▸ **PROBLEM**:
Repeat, without any change, the entries presented below.

▸ **GIVEN ENTRIES**:
----------------------------------------

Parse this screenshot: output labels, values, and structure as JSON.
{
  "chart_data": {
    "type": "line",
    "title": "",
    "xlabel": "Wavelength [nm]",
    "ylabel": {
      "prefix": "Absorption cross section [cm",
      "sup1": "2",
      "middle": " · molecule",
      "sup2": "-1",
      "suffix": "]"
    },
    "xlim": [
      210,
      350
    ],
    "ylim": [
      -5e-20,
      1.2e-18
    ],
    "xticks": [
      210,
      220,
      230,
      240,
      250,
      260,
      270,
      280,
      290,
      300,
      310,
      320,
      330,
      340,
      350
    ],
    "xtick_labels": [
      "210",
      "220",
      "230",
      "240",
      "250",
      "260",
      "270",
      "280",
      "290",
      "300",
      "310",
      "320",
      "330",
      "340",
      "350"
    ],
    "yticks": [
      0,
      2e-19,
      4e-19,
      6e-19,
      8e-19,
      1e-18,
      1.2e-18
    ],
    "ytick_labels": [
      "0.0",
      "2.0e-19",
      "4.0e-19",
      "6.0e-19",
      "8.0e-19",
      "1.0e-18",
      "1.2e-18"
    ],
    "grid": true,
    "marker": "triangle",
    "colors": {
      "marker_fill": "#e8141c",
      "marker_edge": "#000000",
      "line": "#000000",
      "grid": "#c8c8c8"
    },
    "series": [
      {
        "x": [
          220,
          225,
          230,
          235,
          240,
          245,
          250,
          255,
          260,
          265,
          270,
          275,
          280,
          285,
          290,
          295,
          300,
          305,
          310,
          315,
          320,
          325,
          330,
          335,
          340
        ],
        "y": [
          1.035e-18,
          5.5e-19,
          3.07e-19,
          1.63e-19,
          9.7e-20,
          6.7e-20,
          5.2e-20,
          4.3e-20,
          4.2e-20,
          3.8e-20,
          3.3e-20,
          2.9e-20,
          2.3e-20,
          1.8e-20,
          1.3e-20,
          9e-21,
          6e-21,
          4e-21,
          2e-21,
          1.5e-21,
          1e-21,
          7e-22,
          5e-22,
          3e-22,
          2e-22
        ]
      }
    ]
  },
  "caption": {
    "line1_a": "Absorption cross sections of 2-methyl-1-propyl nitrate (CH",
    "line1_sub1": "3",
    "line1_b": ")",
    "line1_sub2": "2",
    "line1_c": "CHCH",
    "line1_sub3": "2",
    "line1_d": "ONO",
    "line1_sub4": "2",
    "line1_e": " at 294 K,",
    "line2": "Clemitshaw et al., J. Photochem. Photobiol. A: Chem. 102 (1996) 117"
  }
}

----------------------------------------

▸ **RESPONSE BELOW**:
Parse this screenshot: output labels, values, and structure as JSON.
{
  "chart_data": {
    "type": "line",
    "title": "",
    "xlabel": "Wavelength [nm]",
    "ylabel": {
      "prefix": "Absorption cross section [cm",
      "sup1": "2",
      "middle": " · molecule",
      "sup2": "-1",
      "suffix": "]"
    },
    "xlim": [
      210,
      350
    ],
    "ylim": [
      -5e-20,
      1.2e-18
    ],
    "xticks": [
      210,
      220,
      230,
      240,
      250,
      260,
      270,
      280,
      290,
      300,
      310,
      320,
      330,
      340,
      350
    ],
    "xtick_labels": [
      "210",
      "220",
      "230",
      "240",
      "250",
      "260",
      "270",
      "280",
      "290",
      "300",
      "310",
      "320",
      "330",
      "340",
      "350"
    ],
    "yticks": [
      0,
      2e-19,
      4e-19,
      6e-19,
      8e-19,
      1e-18,
      1.2e-18
    ],
    "ytick_labels": [
      "0.0",
      "2.0e-19",
      "4.0e-19",
      "6.0e-19",
      "8.0e-19",
      "1.0e-18",
      "1.2e-18"
    ],
    "grid": true,
    "marker": "triangle",
    "colors": {
      "marker_fill": "#e8141c",
      "marker_edge": "#000000",
      "line": "#000000",
      "grid": "#c8c8c8"
    },
    "series": [
      {
        "x": [
          220,
          225,
          230,
          235,
          240,
          245,
          250,
          255,
          260,
          265,
          270,
          275,
          280,
          285,
          290,
          295,
          300,
          305,
          310,
          315,
          320,
          325,
          330,
          335,
          340
        ],
        "y": [
          1.035e-18,
          5.5e-19,
          3.07e-19,
          1.63e-19,
          9.7e-20,
          6.7e-20,
          5.2e-20,
          4.3e-20,
          4.2e-20,
          3.8e-20,
          3.3e-20,
          2.9e-20,
          2.3e-20,
          1.8e-20,
          1.3e-20,
          9e-21,
          6e-21,
          4e-21,
          2e-21,
          1.5e-21,
          1e-21,
          7e-22,
          5e-22,
          3e-22,
          2e-22
        ]
      }
    ]
  },
  "caption": {
    "line1_a": "Absorption cross sections of 2-methyl-1-propyl nitrate (CH",
    "line1_sub1": "3",
    "line1_b": ")",
    "line1_sub2": "2",
    "line1_c": "CHCH",
    "line1_sub3": "2",
    "line1_d": "ONO",
    "line1_sub4": "2",
    "line1_e": " at 294 K,",
    "line2": "Clemitshaw et al., J. Photochem. Photobiol. A: Chem. 102 (1996) 117"
  }
}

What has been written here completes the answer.